◆ **DIRECTIONS FOR THIS TASK**
Lines containing the word "Dentistry" are the ones to copy from the records below.

◆ **SOURCE DATA**
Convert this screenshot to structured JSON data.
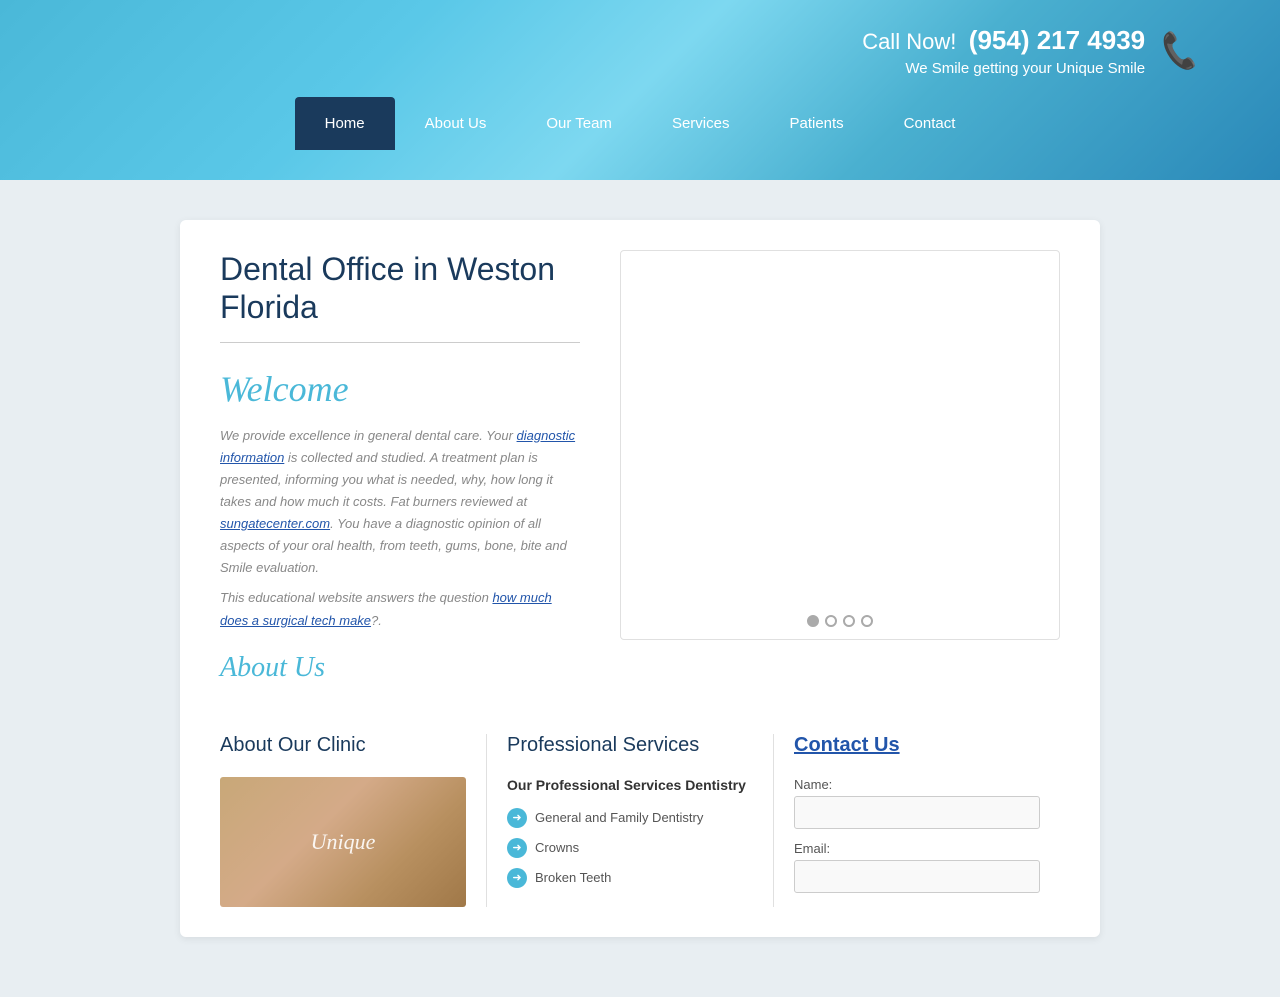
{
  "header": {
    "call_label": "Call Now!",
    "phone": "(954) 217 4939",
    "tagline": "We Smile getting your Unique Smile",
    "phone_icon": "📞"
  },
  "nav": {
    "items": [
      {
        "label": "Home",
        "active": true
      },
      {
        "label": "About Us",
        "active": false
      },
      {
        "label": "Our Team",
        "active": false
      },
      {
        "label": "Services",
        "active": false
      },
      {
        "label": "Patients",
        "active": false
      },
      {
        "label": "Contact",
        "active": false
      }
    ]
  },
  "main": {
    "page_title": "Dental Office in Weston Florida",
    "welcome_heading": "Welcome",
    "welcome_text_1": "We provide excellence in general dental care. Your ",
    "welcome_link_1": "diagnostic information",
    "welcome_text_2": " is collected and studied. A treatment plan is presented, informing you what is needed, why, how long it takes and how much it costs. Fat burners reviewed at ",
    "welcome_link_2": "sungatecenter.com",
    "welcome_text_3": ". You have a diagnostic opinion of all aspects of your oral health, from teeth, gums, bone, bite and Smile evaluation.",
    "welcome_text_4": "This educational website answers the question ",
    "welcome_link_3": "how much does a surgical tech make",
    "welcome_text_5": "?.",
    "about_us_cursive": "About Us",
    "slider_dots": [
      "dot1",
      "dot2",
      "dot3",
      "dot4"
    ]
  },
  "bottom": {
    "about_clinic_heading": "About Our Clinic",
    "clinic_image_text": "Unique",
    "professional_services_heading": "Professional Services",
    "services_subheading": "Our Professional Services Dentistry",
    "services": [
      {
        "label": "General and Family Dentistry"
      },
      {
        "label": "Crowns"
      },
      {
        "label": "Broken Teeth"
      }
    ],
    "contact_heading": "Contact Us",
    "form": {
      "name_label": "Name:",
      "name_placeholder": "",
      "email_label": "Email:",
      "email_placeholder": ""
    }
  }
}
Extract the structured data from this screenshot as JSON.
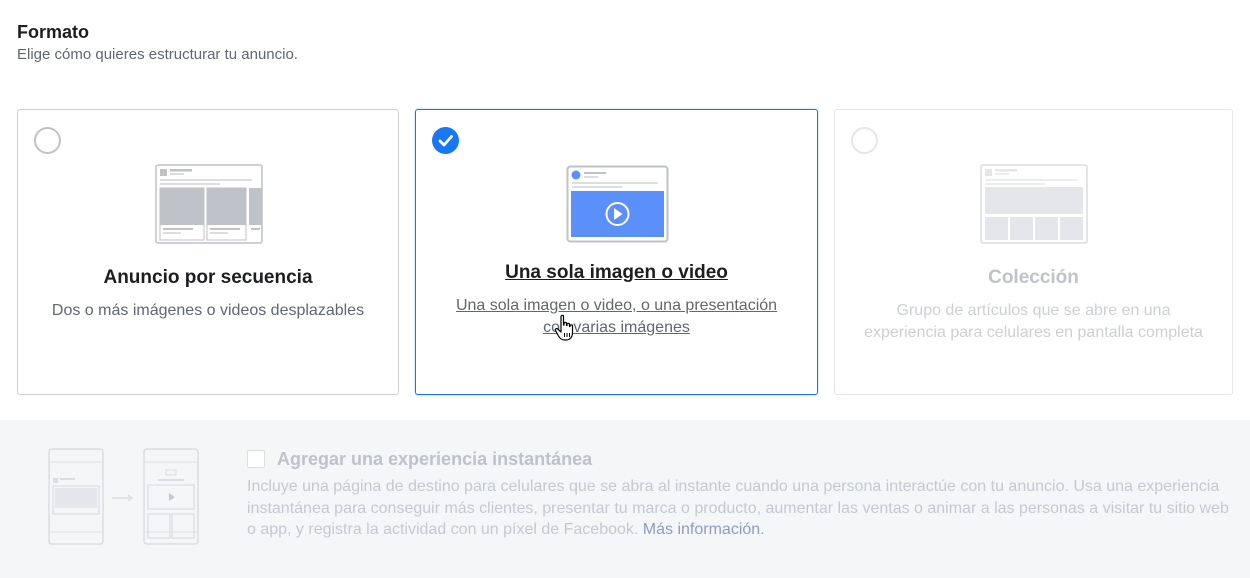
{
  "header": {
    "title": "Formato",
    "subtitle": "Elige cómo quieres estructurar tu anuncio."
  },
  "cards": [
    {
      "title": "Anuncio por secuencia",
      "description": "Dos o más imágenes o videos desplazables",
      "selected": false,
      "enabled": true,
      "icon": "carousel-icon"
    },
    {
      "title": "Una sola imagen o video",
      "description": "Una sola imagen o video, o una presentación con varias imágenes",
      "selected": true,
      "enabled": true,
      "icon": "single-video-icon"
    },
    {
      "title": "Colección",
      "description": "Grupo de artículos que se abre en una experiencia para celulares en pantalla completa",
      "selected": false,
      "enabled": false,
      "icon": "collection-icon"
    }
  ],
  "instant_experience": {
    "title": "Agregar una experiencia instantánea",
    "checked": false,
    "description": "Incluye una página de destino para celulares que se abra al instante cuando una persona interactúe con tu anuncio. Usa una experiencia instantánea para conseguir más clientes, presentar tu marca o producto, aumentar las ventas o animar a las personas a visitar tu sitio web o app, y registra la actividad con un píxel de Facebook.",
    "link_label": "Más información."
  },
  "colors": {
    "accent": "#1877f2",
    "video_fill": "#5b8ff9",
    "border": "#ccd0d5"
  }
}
* * *
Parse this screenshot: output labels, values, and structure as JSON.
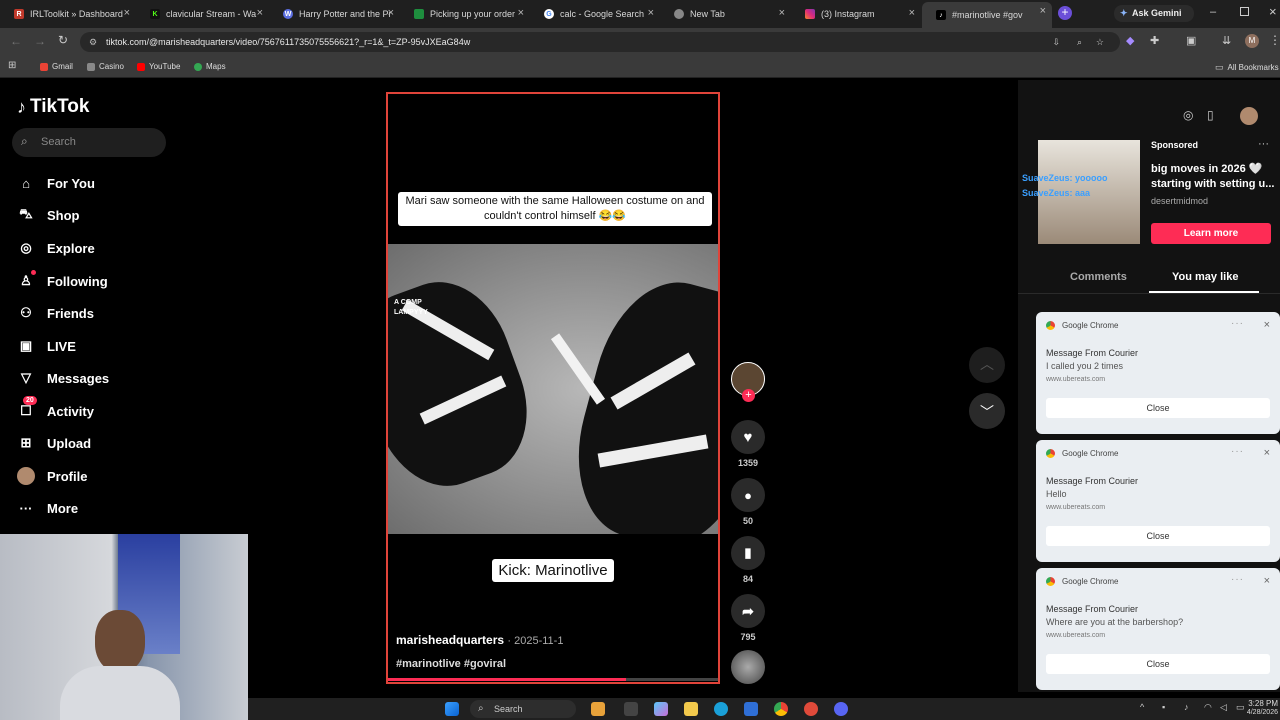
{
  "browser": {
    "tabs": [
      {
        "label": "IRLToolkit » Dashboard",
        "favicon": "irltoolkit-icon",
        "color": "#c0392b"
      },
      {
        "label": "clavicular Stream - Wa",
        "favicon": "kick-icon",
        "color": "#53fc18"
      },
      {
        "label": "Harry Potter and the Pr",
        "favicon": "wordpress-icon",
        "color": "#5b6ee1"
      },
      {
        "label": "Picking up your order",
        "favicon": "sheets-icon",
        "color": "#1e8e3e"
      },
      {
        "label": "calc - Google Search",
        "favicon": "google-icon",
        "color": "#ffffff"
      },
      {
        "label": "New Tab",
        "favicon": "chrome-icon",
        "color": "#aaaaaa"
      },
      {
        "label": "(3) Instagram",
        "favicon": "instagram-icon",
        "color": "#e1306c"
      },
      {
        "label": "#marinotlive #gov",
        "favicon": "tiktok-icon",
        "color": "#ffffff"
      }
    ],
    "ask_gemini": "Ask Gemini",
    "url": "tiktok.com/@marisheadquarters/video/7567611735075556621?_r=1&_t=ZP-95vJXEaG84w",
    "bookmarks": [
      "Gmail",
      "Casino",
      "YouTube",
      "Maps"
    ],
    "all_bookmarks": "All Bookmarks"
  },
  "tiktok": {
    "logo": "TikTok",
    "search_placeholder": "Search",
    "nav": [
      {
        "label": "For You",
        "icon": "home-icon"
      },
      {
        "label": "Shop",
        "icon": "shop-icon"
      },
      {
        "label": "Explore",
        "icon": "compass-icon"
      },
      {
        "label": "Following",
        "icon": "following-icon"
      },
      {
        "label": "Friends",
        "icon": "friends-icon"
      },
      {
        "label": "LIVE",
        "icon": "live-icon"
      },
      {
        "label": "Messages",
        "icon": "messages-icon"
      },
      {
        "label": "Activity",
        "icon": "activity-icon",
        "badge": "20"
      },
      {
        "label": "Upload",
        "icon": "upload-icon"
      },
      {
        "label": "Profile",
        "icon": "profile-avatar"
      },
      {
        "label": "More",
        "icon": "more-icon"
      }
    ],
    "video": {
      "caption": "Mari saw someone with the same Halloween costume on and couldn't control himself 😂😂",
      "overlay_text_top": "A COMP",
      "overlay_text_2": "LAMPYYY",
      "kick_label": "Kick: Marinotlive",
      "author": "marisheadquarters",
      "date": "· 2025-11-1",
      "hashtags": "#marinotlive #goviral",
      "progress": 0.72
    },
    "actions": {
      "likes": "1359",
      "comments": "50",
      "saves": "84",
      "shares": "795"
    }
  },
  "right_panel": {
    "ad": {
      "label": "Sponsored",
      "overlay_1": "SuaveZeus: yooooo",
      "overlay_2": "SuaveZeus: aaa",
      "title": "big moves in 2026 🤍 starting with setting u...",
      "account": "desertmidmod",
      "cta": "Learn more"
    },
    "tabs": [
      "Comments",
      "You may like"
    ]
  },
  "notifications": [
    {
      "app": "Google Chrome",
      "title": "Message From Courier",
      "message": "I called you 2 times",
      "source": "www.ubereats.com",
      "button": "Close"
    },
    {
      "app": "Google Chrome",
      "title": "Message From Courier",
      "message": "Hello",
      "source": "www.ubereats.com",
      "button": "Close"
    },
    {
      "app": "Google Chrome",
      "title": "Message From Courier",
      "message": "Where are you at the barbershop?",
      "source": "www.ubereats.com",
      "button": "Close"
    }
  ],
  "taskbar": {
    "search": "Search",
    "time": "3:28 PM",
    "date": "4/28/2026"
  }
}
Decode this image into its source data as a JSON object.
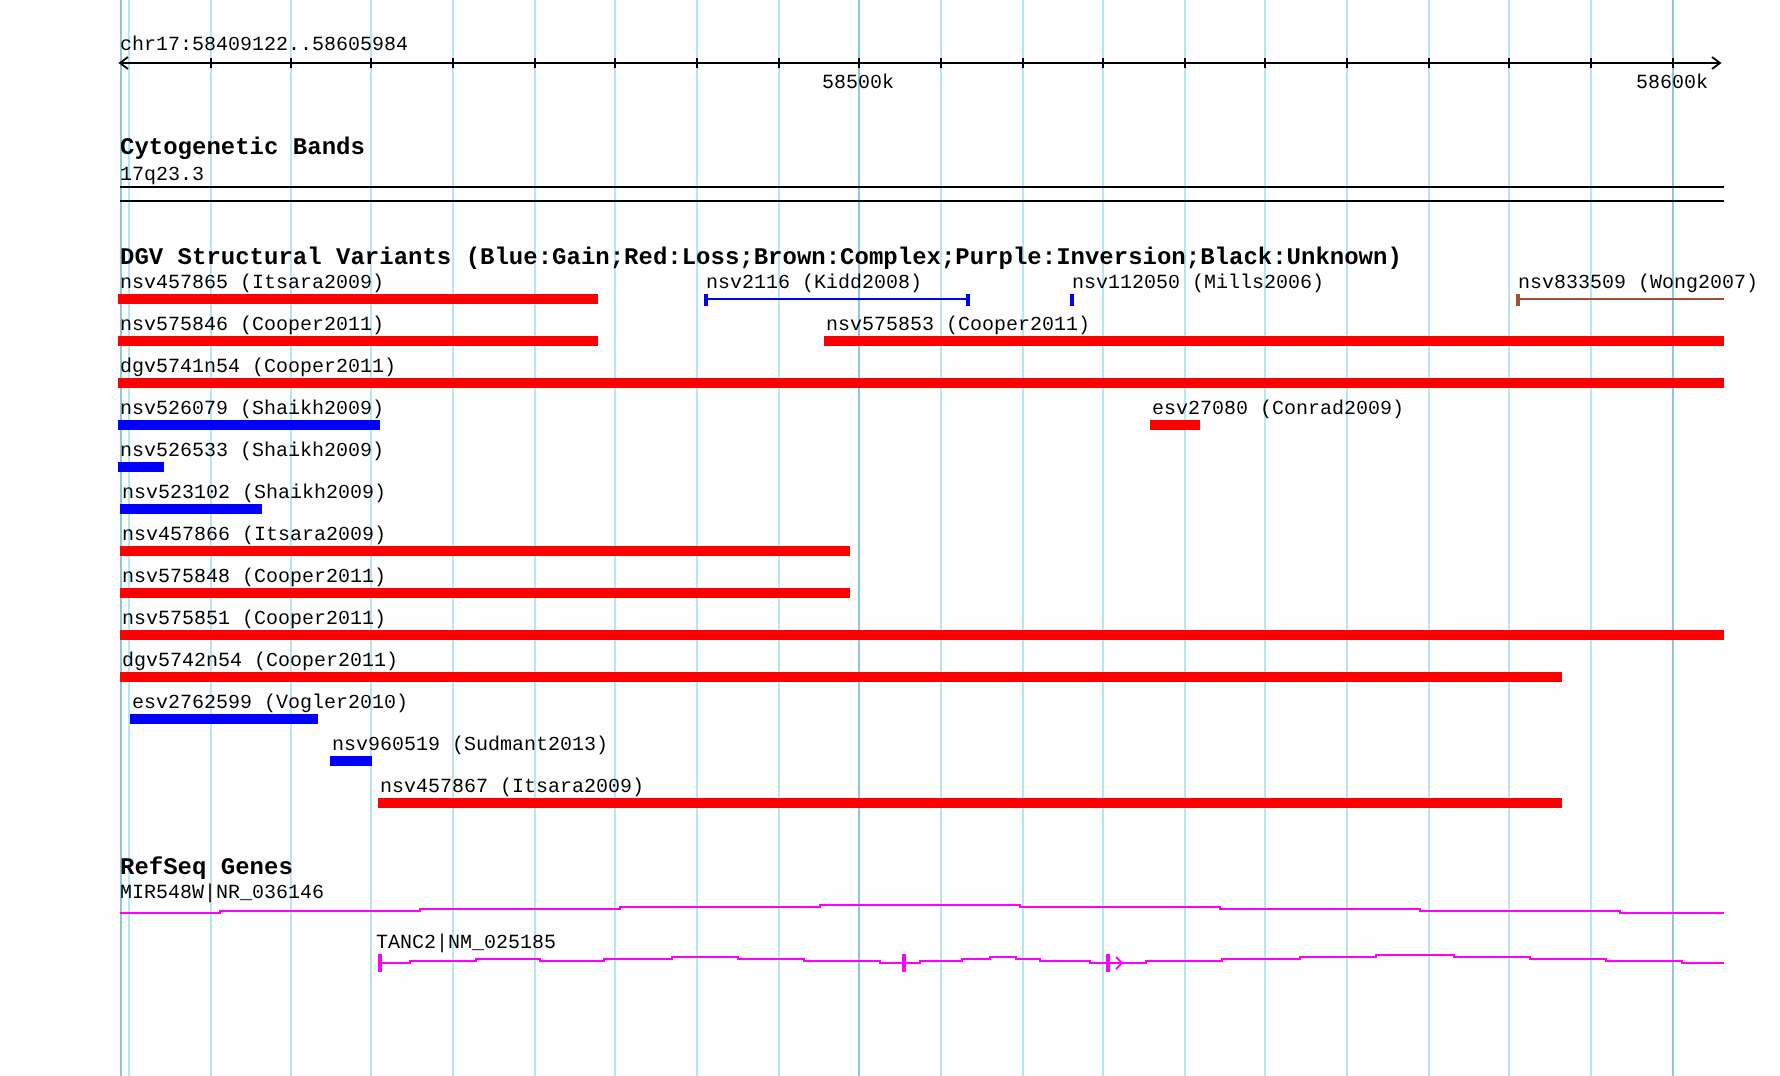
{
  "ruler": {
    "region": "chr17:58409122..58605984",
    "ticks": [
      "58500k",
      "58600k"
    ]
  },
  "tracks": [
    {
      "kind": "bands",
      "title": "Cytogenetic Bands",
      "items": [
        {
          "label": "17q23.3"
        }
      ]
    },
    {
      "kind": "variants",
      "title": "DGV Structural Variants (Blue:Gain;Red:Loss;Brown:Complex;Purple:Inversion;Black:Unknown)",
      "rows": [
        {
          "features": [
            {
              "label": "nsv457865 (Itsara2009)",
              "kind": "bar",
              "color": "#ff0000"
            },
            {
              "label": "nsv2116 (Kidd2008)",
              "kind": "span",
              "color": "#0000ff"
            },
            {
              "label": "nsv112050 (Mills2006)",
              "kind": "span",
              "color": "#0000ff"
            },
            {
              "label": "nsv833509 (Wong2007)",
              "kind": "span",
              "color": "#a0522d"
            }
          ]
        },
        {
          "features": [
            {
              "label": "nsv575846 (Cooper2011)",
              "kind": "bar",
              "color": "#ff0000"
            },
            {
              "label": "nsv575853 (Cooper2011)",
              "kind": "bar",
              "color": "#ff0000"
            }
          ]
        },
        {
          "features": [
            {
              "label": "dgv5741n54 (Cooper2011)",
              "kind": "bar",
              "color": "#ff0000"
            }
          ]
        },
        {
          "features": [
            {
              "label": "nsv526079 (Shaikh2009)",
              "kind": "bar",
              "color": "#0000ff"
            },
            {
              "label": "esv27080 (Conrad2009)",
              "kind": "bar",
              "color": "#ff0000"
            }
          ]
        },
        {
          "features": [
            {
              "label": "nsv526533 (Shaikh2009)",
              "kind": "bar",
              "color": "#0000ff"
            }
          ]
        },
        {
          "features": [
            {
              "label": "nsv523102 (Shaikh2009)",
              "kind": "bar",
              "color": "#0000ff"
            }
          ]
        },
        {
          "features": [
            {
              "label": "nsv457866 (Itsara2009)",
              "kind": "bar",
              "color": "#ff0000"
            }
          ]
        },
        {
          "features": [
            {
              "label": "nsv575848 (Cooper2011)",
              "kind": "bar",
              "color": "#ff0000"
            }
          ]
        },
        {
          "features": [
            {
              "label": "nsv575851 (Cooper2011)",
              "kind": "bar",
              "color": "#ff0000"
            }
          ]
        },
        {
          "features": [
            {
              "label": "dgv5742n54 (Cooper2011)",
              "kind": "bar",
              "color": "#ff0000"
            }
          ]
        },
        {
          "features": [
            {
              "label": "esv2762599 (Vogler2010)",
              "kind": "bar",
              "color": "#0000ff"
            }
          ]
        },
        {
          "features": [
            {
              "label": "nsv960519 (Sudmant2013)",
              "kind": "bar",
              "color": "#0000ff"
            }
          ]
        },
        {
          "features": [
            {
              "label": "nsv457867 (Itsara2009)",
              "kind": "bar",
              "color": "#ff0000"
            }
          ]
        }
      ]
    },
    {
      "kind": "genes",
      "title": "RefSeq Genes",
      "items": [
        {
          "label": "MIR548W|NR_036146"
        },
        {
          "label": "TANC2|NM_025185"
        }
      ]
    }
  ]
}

◆ **COMPLETED TASK**
    "services_subheading": "Our Professional Services Dentistry",
        "label": "General and Family Dentistry"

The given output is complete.